>>>>>

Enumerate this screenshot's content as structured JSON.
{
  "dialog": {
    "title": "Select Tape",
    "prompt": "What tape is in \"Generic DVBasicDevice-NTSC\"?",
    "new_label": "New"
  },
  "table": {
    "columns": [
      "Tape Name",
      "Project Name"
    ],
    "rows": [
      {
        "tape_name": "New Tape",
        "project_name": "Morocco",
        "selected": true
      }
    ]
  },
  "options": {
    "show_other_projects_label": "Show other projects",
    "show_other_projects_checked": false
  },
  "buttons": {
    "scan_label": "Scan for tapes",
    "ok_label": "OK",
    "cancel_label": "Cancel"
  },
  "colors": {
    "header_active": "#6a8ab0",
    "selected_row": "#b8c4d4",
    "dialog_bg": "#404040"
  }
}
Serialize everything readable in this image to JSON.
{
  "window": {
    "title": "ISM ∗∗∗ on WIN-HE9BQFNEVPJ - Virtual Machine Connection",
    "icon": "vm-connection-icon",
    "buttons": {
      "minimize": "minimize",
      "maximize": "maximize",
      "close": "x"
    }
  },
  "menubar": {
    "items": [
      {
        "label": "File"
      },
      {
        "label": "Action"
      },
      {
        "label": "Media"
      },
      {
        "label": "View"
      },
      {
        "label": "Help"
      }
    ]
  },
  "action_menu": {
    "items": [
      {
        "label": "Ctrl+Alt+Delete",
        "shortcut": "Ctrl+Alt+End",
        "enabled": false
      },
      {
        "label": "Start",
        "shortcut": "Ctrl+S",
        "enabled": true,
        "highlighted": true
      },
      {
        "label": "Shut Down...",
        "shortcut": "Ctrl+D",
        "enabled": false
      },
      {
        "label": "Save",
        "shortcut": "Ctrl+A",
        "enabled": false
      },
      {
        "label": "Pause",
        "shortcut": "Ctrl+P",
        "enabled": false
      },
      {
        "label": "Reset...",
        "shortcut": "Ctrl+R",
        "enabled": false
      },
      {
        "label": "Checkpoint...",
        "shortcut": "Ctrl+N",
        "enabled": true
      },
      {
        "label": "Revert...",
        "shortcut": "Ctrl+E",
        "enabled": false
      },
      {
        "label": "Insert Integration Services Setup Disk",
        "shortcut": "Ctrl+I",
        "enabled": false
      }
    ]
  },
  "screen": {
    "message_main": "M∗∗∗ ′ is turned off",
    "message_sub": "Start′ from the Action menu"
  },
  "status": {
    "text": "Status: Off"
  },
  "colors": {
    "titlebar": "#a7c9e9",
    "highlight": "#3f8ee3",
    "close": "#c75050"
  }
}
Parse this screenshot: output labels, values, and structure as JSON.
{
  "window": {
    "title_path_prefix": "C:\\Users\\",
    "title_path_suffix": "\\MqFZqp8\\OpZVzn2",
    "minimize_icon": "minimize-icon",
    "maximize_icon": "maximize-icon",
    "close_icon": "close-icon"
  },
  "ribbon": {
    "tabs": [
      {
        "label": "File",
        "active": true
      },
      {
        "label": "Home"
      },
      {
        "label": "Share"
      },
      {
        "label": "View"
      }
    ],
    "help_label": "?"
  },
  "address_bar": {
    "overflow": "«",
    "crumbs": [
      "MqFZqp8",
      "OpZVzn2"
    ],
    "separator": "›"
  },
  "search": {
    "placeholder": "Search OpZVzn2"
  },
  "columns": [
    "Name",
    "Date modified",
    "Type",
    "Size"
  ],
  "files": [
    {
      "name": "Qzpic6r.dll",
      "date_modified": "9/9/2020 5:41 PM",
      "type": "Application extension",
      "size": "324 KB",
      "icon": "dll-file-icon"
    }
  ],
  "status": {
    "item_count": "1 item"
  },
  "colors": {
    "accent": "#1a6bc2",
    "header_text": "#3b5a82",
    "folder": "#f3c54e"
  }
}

<<<<<

WHAT IS EXPECTED
Scan the material and collect every line that contains "Start".

EXERCISE ANSWER
        "label": "Start",
    "message_sub": "Start′ from the Action menu"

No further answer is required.